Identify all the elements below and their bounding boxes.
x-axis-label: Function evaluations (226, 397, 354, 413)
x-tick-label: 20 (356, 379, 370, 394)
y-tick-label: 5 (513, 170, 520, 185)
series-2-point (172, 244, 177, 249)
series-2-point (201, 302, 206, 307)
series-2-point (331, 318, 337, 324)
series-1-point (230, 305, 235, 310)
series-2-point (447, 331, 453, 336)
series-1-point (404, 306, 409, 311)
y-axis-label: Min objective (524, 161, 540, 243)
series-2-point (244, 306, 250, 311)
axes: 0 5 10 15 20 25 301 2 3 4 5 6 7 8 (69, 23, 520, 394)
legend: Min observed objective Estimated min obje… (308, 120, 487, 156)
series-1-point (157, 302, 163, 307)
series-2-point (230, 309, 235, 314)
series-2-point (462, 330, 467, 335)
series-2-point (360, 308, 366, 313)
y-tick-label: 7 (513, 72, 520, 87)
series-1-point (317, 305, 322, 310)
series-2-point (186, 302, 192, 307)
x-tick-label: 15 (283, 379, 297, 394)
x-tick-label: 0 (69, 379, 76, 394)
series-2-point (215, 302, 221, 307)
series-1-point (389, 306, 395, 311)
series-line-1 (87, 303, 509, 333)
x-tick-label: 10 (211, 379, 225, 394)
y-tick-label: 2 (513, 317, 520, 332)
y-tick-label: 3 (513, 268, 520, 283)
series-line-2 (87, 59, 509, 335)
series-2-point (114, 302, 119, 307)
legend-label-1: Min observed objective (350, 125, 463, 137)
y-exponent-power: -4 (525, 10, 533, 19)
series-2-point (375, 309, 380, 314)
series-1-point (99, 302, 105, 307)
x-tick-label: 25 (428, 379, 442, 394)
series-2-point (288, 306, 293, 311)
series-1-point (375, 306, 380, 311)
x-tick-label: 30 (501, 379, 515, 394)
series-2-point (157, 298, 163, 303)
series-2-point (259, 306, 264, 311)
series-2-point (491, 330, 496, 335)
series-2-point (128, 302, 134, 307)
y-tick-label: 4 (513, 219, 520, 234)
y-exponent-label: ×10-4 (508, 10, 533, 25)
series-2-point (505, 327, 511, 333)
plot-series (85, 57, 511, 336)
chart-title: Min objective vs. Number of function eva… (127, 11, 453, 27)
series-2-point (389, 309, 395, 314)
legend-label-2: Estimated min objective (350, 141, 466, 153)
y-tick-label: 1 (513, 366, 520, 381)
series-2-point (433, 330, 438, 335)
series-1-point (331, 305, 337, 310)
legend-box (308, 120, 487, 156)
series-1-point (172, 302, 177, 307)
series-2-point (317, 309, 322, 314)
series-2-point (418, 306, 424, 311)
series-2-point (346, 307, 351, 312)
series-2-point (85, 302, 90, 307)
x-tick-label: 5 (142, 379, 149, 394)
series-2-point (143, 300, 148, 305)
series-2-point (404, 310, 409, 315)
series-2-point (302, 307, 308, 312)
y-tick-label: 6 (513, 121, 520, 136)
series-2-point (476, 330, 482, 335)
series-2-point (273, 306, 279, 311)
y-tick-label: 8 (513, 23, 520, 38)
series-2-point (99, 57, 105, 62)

__EXERCISE INSTRUCTIONS__
Please echo the data above from its first line through the line that contains "y-tick-label: 7 (513, 72, 520, 87)", copying each line unchanged and including both ends.

__WRITTEN SOLUTION__
Identify all the elements below and their bounding boxes.
x-axis-label: Function evaluations (226, 397, 354, 413)
x-tick-label: 20 (356, 379, 370, 394)
y-tick-label: 5 (513, 170, 520, 185)
series-2-point (172, 244, 177, 249)
series-2-point (201, 302, 206, 307)
series-2-point (331, 318, 337, 324)
series-1-point (230, 305, 235, 310)
series-2-point (447, 331, 453, 336)
series-1-point (404, 306, 409, 311)
y-axis-label: Min objective (524, 161, 540, 243)
series-2-point (244, 306, 250, 311)
axes: 0 5 10 15 20 25 301 2 3 4 5 6 7 8 (69, 23, 520, 394)
legend: Min observed objective Estimated min obje… (308, 120, 487, 156)
series-1-point (157, 302, 163, 307)
series-2-point (230, 309, 235, 314)
series-2-point (462, 330, 467, 335)
series-2-point (360, 308, 366, 313)
y-tick-label: 7 (513, 72, 520, 87)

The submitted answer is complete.